▸ WHAT THE TASK ASKS:
Output every entry exactly as written, but omit the pictures.

▸ SUPPLIED MATERIAL:
►

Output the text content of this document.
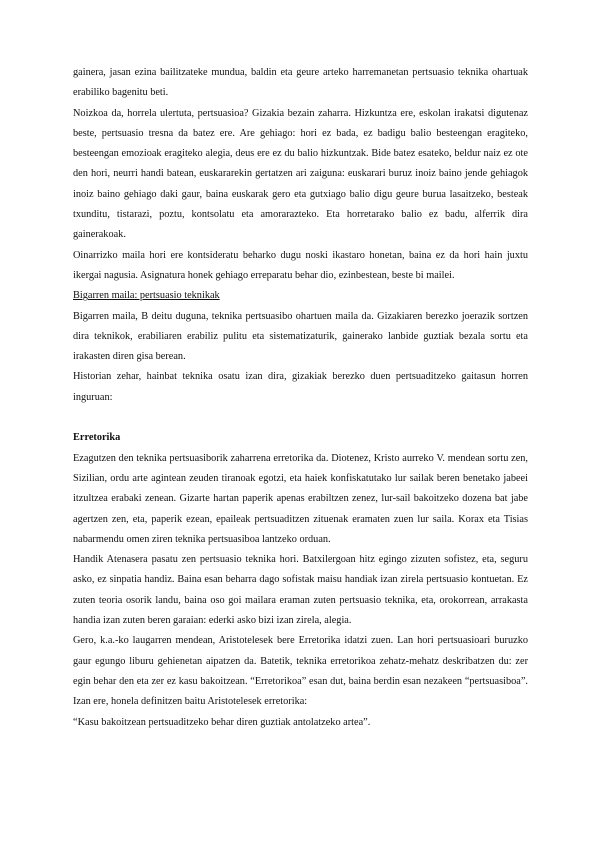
gainera, jasan ezina bailitzateke mundua, baldin eta geure arteko harremanetan pertsuasio teknika ohartuak erabiliko bagenitu beti.

Noizkoa da, horrela ulertuta, pertsuasioa? Gizakia bezain zaharra. Hizkuntza ere, eskolan irakatsi digutenaz beste, pertsuasio tresna da batez ere. Are gehiago: hori ez bada, ez badigu balio besteengan eragiteko, besteengan emozioak eragiteko alegia, deus ere ez du balio hizkuntzak. Bide batez esateko, beldur naiz ez ote den hori, neurri handi batean, euskararekin gertatzen ari zaiguna: euskarari buruz inoiz baino jende gehiagok inoiz baino gehiago daki gaur, baina euskarak gero eta gutxiago balio digu geure burua lasaitzeko, besteak txunditu, tistarazi, poztu, kontsolatu eta amorarazteko. Eta horretarako balio ez badu, alferrik dira gainerakoak.

Oinarrizko maila hori ere kontsideratu beharko dugu noski ikastaro honetan, baina ez da hori hain juxtu ikergai nagusia. Asignatura honek gehiago erreparatu behar dio, ezinbestean, beste bi mailei.

Bigarren maila: pertsuasio teknikak

Bigarren maila, B deitu duguna, teknika pertsuasibo ohartuen maila da. Gizakiaren berezko joerazik sortzen dira teknikok, erabiliaren erabiliz pulitu eta sistematizaturik, gainerako lanbide guztiak bezala sortu eta irakasten diren gisa berean.

Historian zehar, hainbat teknika osatu izan dira, gizakiak berezko duen pertsuaditzeko gaitasun horren inguruan:

Erretorika

Ezagutzen den teknika pertsuasiborik zaharrena erretorika da. Diotenez, Kristo aurreko V. mendean sortu zen, Sizilian, ordu arte agintean zeuden tiranoak egotzi, eta haiek konfiskatutako lur sailak beren benetako jabeei itzultzea erabaki zenean. Gizarte hartan paperik apenas erabiltzen zenez, lur-sail bakoitzeko dozena bat jabe agertzen zen, eta, paperik ezean, epaileak pertsuaditzen zituenak eramaten zuen lur saila. Korax eta Tisias nabarmendu omen ziren teknika pertsuasiboa lantzeko orduan.

Handik Atenasera pasatu zen pertsuasio teknika hori. Batxilergoan hitz egingo zizuten sofistez, eta, seguru asko, ez sinpatia handiz. Baina esan beharra dago sofistak maisu handiak izan zirela pertsuasio kontuetan. Ez zuten teoria osorik landu, baina oso goi mailara eraman zuten pertsuasio teknika, eta, orokorrean, arrakasta handia izan zuten beren garaian: ederki asko bizi izan zirela, alegia.

Gero, k.a.-ko laugarren mendean, Aristotelesek bere Erretorika idatzi zuen. Lan hori pertsuasioari buruzko gaur egungo liburu gehienetan aipatzen da. Batetik, teknika erretorikoa zehatz-mehatz deskribatzen du: zer egin behar den eta zer ez kasu bakoitzean. “Erretorikoa” esan dut, baina berdin esan nezakeen “pertsuasiboa”. Izan ere, honela definitzen baitu Aristotelesek erretorika:

“Kasu bakoitzean pertsuaditzeko behar diren guztiak antolatzeko artea”.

◄

▸ IN RESPONSE:
Output the text content of this document.
gainera, jasan ezina bailitzateke mundua, baldin eta geure arteko harremanetan pertsuasio teknika ohartuak erabiliko bagenitu beti.

Noizkoa da, horrela ulertuta, pertsuasioa? Gizakia bezain zaharra. Hizkuntza ere, eskolan irakatsi digutenaz beste, pertsuasio tresna da batez ere. Are gehiago: hori ez bada, ez badigu balio besteengan eragiteko, besteengan emozioak eragiteko alegia, deus ere ez du balio hizkuntzak. Bide batez esateko, beldur naiz ez ote den hori, neurri handi batean, euskararekin gertatzen ari zaiguna: euskarari buruz inoiz baino jende gehiagok inoiz baino gehiago daki gaur, baina euskarak gero eta gutxiago balio digu geure burua lasaitzeko, besteak txunditu, tistarazi, poztu, kontsolatu eta amorarazteko. Eta horretarako balio ez badu, alferrik dira gainerakoak.

Oinarrizko maila hori ere kontsideratu beharko dugu noski ikastaro honetan, baina ez da hori hain juxtu ikergai nagusia. Asignatura honek gehiago erreparatu behar dio, ezinbestean, beste bi mailei.

Bigarren maila: pertsuasio teknikak

Bigarren maila, B deitu duguna, teknika pertsuasibo ohartuen maila da. Gizakiaren berezko joerazik sortzen dira teknikok, erabiliaren erabiliz pulitu eta sistematizaturik, gainerako lanbide guztiak bezala sortu eta irakasten diren gisa berean.

Historian zehar, hainbat teknika osatu izan dira, gizakiak berezko duen pertsuaditzeko gaitasun horren inguruan:

Erretorika

Ezagutzen den teknika pertsuasiborik zaharrena erretorika da. Diotenez, Kristo aurreko V. mendean sortu zen, Sizilian, ordu arte agintean zeuden tiranoak egotzi, eta haiek konfiskatutako lur sailak beren benetako jabeei itzultzea erabaki zenean. Gizarte hartan paperik apenas erabiltzen zenez, lur-sail bakoitzeko dozena bat jabe agertzen zen, eta, paperik ezean, epaileak pertsuaditzen zituenak eramaten zuen lur saila. Korax eta Tisias nabarmendu omen ziren teknika pertsuasiboa lantzeko orduan.

Handik Atenasera pasatu zen pertsuasio teknika hori. Batxilergoan hitz egingo zizuten sofistez, eta, seguru asko, ez sinpatia handiz. Baina esan beharra dago sofistak maisu handiak izan zirela pertsuasio kontuetan. Ez zuten teoria osorik landu, baina oso goi mailara eraman zuten pertsuasio teknika, eta, orokorrean, arrakasta handia izan zuten beren garaian: ederki asko bizi izan zirela, alegia.

Gero, k.a.-ko laugarren mendean, Aristotelesek bere Erretorika idatzi zuen. Lan hori pertsuasioari buruzko gaur egungo liburu gehienetan aipatzen da. Batetik, teknika erretorikoa zehatz-mehatz deskribatzen du: zer egin behar den eta zer ez kasu bakoitzean. “Erretorikoa” esan dut, baina berdin esan nezakeen “pertsuasiboa”. Izan ere, honela definitzen baitu Aristotelesek erretorika:

“Kasu bakoitzean pertsuaditzeko behar diren guztiak antolatzeko artea”.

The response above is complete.